INSTRUCTIONS FOR THE TASK: Count how many lines in the data below contain the word "interactable" and reply with only that number.

RECORD LIST:
>> start

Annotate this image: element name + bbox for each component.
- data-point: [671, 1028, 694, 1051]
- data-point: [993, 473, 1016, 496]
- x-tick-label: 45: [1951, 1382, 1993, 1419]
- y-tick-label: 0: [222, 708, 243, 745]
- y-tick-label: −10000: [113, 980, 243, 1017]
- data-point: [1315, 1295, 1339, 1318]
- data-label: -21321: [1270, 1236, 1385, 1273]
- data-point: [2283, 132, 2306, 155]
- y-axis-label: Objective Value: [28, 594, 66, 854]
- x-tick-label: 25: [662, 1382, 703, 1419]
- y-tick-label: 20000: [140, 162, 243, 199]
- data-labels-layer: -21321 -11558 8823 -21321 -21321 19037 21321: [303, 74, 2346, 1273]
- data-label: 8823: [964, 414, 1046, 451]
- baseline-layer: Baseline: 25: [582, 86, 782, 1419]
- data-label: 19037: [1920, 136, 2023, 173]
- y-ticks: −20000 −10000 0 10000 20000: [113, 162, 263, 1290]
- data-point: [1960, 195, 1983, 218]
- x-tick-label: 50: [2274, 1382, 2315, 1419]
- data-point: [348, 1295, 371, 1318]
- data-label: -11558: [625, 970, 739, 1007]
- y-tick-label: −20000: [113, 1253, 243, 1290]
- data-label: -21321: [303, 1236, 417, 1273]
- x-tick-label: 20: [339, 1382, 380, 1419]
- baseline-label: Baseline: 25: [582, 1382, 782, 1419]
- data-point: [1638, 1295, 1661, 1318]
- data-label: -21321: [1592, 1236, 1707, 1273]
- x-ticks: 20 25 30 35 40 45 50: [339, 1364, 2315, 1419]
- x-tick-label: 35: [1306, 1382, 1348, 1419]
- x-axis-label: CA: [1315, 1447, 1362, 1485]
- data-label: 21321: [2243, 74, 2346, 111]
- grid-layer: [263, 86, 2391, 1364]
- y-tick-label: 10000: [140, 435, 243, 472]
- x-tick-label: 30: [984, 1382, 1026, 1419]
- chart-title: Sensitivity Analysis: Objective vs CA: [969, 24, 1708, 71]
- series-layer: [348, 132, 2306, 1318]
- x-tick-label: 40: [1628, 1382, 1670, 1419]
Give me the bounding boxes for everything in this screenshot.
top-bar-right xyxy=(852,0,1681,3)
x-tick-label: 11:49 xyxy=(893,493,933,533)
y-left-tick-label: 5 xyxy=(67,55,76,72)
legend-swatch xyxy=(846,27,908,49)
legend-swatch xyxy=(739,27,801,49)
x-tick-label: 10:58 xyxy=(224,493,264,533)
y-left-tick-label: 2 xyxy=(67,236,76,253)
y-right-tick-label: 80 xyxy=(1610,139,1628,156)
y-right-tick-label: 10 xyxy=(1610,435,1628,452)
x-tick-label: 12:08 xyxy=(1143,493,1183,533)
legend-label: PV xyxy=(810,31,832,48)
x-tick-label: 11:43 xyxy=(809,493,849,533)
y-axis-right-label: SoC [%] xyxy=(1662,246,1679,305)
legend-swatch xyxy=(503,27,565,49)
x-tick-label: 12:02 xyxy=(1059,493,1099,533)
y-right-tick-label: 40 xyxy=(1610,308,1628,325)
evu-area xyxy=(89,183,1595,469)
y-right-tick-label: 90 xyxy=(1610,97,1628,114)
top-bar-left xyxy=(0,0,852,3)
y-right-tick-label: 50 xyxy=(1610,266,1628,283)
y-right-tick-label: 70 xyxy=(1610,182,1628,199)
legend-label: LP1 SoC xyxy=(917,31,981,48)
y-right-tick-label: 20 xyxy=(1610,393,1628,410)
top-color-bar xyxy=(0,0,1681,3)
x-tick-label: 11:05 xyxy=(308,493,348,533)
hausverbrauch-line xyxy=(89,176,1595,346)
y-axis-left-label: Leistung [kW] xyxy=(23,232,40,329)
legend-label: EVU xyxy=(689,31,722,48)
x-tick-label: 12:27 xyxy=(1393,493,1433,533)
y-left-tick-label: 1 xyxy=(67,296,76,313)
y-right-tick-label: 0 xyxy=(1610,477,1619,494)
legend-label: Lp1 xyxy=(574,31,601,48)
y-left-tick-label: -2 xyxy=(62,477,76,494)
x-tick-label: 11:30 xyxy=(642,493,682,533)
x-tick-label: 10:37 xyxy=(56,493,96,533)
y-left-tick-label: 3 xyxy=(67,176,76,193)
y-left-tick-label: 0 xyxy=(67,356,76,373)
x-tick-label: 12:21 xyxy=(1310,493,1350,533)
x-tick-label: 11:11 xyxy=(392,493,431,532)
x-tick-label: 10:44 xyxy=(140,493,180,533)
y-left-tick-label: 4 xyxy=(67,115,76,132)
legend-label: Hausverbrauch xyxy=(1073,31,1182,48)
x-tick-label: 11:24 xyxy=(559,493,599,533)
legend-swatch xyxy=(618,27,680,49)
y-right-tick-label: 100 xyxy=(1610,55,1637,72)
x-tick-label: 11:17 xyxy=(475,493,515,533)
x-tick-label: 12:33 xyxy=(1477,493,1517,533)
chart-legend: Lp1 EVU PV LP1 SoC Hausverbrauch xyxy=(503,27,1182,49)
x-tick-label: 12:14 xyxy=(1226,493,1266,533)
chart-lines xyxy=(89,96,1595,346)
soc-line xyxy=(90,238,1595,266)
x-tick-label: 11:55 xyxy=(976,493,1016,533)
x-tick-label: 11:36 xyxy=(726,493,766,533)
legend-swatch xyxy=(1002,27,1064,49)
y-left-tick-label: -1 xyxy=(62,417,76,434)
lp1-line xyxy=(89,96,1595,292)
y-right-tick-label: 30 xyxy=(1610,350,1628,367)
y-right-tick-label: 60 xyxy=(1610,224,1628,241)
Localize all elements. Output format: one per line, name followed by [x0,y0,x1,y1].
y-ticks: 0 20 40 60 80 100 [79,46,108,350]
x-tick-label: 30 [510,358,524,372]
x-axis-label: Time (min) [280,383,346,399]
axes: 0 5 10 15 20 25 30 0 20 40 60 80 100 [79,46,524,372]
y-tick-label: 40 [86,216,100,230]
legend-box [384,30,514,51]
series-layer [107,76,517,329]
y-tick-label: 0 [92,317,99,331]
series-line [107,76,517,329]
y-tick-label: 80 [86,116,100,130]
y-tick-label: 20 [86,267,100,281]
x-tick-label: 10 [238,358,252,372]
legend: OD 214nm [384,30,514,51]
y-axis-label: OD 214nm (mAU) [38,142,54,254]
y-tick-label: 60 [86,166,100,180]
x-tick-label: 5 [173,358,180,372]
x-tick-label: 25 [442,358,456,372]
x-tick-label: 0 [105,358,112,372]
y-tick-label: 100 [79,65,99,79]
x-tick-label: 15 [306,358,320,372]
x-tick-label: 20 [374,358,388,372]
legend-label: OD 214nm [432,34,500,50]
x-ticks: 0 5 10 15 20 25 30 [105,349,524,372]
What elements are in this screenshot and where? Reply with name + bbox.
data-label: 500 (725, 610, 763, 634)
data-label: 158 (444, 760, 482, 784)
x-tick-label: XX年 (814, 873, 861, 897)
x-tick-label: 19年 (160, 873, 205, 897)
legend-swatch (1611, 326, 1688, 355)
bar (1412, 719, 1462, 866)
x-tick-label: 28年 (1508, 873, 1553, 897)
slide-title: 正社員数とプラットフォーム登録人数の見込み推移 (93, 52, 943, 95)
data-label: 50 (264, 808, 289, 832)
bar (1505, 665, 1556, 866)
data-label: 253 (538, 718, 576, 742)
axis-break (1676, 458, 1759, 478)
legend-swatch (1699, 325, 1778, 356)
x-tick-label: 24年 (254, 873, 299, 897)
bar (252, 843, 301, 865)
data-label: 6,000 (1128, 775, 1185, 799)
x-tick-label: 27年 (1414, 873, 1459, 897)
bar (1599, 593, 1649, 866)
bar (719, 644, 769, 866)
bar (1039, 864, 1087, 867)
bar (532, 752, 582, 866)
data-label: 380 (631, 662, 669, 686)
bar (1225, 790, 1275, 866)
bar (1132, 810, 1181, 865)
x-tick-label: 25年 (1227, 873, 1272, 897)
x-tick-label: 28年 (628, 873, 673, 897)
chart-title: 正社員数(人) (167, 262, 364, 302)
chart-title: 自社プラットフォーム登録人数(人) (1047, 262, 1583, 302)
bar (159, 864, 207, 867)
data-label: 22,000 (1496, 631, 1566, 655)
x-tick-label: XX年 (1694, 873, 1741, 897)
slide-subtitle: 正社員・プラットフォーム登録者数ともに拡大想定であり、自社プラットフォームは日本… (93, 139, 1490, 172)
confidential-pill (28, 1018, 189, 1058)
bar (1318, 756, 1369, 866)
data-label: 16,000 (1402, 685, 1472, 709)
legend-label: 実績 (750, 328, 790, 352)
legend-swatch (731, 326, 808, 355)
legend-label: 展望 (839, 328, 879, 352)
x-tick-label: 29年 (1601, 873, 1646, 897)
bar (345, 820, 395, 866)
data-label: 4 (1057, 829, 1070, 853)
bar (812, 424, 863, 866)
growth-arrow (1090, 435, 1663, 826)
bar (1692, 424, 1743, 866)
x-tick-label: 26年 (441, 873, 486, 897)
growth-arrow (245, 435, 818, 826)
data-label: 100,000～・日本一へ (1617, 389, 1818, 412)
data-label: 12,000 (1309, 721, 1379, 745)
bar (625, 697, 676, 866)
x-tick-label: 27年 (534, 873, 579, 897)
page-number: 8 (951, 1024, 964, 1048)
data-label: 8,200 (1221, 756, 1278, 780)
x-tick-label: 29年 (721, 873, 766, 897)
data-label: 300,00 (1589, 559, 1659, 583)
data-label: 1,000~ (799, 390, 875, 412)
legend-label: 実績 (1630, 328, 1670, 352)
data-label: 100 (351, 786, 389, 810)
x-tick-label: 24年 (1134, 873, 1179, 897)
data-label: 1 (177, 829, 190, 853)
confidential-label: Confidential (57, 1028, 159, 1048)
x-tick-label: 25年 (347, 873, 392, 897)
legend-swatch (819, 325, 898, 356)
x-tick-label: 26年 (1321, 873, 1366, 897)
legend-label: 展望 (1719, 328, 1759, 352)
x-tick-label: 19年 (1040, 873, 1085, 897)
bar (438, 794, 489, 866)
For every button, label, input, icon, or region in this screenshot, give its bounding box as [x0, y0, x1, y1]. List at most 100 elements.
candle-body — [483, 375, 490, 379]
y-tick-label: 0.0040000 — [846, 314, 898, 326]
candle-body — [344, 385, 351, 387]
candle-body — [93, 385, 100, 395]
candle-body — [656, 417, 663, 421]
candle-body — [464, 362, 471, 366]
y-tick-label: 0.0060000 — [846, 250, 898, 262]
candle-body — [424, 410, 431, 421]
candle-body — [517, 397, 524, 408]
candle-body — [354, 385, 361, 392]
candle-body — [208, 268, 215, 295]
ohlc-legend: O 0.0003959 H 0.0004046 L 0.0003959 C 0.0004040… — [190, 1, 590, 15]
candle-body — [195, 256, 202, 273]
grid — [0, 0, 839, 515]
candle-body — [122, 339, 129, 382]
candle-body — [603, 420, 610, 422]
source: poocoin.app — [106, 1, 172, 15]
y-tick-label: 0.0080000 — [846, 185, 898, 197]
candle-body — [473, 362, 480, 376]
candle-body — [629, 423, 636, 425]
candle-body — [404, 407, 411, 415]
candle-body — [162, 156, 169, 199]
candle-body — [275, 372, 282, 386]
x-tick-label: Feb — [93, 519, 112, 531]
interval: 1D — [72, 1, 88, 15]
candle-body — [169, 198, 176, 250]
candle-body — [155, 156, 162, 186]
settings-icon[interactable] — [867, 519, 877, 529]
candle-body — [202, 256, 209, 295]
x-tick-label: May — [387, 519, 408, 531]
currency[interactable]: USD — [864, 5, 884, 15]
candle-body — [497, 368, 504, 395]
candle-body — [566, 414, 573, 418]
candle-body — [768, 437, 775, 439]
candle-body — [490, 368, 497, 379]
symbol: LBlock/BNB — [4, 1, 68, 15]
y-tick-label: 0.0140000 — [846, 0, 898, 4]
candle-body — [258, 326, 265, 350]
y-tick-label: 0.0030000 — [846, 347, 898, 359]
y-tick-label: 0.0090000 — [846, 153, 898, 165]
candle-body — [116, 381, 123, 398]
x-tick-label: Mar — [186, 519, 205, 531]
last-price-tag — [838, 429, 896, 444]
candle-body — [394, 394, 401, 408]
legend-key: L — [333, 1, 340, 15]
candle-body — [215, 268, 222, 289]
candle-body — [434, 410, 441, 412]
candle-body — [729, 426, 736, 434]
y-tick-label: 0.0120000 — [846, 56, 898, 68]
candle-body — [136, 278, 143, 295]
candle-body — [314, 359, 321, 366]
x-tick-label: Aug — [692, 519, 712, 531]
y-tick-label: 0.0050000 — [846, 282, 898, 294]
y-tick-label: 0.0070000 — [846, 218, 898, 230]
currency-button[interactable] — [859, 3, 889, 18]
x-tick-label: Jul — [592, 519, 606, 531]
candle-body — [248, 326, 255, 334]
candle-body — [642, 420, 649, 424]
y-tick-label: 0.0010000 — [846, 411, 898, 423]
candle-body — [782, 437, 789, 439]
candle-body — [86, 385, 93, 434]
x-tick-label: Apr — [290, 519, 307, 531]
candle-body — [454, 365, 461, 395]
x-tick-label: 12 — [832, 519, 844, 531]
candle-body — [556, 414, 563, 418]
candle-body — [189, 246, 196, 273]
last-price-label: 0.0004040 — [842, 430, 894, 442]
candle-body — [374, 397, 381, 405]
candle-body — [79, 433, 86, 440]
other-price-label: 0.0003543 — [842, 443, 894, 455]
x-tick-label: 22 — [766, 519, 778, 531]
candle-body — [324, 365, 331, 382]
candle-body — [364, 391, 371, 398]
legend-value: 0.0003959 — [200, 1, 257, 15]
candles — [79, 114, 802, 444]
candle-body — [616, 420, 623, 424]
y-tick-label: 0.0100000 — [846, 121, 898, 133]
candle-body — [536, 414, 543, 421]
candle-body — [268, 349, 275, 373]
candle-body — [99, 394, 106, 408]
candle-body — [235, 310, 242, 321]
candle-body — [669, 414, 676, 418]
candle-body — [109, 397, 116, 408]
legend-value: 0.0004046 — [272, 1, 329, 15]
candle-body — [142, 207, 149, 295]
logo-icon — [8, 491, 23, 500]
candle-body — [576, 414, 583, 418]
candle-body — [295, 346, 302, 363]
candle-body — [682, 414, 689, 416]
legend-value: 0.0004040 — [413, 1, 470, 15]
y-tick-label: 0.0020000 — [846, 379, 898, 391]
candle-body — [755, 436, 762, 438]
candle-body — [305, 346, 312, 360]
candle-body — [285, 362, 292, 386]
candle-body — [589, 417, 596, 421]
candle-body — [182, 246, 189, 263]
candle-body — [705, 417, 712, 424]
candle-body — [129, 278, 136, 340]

>> end

EXERCISE SOLUTION: 3